◆ **Dataset records**:
◇ ◇ ◇

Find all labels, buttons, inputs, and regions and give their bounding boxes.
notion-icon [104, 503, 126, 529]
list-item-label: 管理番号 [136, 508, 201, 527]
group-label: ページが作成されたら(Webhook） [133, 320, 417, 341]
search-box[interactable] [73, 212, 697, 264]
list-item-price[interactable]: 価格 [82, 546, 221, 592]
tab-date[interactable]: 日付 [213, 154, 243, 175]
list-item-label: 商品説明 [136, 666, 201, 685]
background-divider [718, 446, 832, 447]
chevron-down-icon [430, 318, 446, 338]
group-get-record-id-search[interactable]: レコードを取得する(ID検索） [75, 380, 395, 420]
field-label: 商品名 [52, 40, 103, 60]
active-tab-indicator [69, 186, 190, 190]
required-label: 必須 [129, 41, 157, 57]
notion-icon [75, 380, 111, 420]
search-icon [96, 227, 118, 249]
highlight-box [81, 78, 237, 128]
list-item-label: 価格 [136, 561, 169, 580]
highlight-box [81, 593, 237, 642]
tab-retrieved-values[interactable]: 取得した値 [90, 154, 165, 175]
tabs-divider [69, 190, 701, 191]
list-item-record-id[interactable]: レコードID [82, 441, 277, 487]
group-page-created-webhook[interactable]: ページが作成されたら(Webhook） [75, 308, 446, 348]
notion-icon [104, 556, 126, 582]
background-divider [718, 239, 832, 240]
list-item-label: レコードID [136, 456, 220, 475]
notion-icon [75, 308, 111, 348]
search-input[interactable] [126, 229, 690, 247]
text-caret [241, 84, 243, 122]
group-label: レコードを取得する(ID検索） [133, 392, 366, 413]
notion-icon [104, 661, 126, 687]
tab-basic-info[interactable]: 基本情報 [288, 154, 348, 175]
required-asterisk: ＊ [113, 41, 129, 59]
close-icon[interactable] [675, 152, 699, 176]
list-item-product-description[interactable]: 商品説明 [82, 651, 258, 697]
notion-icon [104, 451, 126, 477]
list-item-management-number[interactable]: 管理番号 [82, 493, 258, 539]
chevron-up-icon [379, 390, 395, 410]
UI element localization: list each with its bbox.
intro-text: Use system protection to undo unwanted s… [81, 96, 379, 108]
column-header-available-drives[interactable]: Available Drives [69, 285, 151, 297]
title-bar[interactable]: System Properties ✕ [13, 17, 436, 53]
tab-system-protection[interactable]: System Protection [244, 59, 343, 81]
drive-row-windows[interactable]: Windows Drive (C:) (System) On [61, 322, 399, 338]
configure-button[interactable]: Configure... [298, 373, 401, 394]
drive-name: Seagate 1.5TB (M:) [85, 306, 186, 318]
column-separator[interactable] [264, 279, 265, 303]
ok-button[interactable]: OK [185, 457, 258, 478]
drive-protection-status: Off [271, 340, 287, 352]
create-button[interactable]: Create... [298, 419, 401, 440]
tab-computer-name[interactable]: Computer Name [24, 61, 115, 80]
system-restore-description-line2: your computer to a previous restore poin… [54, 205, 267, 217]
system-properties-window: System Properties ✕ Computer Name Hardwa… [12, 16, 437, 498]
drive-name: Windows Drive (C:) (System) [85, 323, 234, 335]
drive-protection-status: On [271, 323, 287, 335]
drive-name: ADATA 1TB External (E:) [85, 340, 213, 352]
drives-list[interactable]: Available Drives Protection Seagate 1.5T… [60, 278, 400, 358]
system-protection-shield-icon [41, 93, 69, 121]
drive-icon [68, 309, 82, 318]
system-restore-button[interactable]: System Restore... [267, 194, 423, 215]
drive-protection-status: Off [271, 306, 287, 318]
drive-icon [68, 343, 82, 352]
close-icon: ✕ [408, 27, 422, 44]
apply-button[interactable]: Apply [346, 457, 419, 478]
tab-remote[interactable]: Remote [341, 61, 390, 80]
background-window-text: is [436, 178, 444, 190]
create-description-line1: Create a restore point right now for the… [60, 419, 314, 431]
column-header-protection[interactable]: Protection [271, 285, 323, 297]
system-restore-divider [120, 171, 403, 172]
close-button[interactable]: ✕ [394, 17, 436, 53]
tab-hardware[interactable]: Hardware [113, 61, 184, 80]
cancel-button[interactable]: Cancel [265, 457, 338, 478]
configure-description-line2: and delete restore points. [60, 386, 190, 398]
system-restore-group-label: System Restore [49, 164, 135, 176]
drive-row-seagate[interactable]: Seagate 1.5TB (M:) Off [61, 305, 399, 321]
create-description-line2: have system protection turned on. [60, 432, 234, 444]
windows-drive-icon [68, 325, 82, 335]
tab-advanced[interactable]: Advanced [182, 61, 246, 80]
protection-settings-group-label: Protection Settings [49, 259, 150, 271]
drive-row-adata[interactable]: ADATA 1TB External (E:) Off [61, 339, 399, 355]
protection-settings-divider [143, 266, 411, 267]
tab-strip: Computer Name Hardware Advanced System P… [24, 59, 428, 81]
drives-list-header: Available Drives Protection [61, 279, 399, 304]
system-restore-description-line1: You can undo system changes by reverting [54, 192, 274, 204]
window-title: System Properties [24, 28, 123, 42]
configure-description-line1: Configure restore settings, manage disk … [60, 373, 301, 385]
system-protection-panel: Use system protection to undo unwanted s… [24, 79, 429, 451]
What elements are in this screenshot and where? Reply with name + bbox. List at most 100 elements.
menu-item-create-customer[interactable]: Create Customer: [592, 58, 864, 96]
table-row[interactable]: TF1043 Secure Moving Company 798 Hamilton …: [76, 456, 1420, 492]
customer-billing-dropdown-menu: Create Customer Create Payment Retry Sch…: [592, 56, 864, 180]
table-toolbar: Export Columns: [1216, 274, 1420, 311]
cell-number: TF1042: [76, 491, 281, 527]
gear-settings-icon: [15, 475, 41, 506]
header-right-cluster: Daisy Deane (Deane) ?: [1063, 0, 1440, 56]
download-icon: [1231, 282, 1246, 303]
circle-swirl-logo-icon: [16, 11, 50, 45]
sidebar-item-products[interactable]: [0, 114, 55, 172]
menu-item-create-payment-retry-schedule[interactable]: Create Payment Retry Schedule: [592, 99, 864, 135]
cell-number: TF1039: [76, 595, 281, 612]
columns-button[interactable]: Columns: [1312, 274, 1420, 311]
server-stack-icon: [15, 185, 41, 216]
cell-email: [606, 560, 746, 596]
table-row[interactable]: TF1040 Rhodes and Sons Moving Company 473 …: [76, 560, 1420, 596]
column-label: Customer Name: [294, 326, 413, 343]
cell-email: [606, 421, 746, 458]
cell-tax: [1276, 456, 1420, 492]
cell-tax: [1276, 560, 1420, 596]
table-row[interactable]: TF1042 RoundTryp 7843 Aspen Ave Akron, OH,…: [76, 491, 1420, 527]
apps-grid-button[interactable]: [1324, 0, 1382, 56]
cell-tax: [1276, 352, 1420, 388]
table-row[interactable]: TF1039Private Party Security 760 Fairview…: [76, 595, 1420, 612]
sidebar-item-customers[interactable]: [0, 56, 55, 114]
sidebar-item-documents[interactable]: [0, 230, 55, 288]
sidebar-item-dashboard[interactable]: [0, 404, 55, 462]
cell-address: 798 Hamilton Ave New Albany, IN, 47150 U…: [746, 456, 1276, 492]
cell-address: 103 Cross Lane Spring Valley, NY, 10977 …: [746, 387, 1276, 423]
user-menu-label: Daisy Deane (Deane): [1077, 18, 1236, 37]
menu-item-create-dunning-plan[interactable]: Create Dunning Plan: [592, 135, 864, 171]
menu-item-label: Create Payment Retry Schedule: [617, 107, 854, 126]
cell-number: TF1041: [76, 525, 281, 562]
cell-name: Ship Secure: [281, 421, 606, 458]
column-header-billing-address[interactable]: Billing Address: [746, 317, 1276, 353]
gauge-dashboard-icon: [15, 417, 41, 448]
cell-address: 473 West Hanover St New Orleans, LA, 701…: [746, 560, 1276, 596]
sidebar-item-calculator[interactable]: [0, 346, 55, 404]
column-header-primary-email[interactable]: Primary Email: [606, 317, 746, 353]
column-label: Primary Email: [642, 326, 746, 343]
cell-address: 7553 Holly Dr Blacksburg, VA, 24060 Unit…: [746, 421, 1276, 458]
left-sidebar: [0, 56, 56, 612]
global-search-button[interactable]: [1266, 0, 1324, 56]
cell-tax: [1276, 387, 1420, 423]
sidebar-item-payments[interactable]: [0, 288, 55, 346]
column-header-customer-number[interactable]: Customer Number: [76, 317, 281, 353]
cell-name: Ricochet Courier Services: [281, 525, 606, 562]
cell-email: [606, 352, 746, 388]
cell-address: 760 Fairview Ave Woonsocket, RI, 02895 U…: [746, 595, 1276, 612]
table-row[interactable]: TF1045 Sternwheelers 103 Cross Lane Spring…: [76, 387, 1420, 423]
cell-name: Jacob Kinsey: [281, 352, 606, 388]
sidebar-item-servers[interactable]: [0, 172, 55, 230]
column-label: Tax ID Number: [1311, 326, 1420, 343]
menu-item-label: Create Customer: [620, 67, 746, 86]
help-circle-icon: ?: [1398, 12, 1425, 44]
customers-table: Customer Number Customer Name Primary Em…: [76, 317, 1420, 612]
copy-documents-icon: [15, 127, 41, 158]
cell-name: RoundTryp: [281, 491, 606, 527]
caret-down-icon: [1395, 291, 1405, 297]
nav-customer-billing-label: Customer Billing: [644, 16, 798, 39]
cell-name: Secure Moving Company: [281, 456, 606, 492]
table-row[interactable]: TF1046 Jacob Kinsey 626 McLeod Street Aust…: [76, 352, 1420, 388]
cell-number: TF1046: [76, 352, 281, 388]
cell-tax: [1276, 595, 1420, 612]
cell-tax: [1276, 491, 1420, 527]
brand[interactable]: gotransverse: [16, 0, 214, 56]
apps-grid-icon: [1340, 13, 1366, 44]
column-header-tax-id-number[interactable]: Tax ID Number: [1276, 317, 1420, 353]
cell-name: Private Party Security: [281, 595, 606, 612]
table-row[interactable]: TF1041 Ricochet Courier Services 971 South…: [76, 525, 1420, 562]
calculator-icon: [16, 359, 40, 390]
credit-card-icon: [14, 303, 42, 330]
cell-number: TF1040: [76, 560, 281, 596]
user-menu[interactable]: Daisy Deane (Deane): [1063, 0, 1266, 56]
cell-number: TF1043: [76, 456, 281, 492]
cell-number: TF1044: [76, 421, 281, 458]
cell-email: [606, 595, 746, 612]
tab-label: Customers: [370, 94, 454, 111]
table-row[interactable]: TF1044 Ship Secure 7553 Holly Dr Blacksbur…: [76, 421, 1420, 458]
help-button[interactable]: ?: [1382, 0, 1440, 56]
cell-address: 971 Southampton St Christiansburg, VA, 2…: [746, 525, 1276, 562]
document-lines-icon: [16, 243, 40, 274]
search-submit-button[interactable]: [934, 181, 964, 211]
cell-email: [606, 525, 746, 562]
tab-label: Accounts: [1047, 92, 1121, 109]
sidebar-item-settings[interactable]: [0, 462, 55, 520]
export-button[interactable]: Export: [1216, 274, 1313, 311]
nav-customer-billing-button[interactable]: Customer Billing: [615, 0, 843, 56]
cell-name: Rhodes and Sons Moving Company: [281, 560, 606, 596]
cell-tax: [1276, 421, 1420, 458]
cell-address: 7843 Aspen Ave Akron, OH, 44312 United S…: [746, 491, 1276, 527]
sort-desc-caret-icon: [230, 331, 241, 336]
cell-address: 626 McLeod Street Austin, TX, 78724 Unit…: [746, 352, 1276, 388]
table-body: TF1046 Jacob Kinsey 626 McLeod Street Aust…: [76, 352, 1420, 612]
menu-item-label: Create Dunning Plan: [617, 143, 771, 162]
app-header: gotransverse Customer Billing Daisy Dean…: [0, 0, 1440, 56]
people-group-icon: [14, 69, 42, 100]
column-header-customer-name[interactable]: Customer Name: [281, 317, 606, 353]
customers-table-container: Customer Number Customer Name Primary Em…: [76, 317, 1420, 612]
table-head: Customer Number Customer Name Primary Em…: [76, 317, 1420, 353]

◇ ◇ ◇

◆ **Problem statement**:
Return the lines from the start of the records through the line that contains "search-box[interactable] [73, 212, 697, 264]", inclusive, reproducing each one verbatim.

◆ **Written answer**:
Find all labels, buttons, inputs, and regions and give their bounding boxes.
notion-icon [104, 503, 126, 529]
list-item-label: 管理番号 [136, 508, 201, 527]
group-label: ページが作成されたら(Webhook） [133, 320, 417, 341]
search-box[interactable] [73, 212, 697, 264]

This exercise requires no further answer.